Collect every line that includes the string "over".

==============================

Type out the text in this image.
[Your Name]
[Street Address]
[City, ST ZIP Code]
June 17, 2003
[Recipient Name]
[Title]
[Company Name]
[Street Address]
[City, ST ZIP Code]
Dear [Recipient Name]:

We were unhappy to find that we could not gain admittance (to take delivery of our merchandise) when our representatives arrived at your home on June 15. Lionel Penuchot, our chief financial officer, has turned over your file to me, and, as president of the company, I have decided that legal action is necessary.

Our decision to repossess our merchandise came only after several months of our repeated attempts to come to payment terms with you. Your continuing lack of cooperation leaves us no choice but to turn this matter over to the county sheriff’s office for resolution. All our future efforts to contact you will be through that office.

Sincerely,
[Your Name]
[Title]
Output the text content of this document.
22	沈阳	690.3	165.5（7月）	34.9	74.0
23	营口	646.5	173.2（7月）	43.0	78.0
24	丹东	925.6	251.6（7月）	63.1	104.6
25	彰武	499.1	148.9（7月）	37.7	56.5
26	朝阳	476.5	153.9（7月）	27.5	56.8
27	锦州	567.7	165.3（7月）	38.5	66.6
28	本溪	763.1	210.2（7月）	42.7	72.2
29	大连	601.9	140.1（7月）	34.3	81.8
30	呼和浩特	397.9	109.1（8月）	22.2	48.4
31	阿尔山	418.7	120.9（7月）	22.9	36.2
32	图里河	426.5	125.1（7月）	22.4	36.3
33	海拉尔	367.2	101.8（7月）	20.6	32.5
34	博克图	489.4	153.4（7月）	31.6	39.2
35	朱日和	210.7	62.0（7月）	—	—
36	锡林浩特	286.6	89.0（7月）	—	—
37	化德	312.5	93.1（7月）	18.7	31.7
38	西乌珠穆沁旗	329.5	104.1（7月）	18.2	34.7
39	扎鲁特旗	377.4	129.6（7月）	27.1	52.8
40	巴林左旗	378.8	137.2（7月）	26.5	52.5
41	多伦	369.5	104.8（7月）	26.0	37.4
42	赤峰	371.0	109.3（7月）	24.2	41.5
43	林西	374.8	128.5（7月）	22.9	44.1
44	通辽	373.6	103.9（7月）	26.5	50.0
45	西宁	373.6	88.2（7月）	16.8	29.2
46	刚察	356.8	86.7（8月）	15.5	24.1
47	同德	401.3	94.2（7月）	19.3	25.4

==============================

EXERCISE OUTPUT:
We were unhappy to find that we could not gain admittance (to take delivery of our merchandise) when our representatives arrived at your home on June 15. Lionel Penuchot, our chief financial officer, has turned over your file to me, and, as president of the company, I have decided that legal action is necessary.
Our decision to repossess our merchandise came only after several months of our repeated attempts to come to payment terms with you. Your continuing lack of cooperation leaves us no choice but to turn this matter over to the county sheriff’s office for resolution. All our future efforts to contact you will be through that office.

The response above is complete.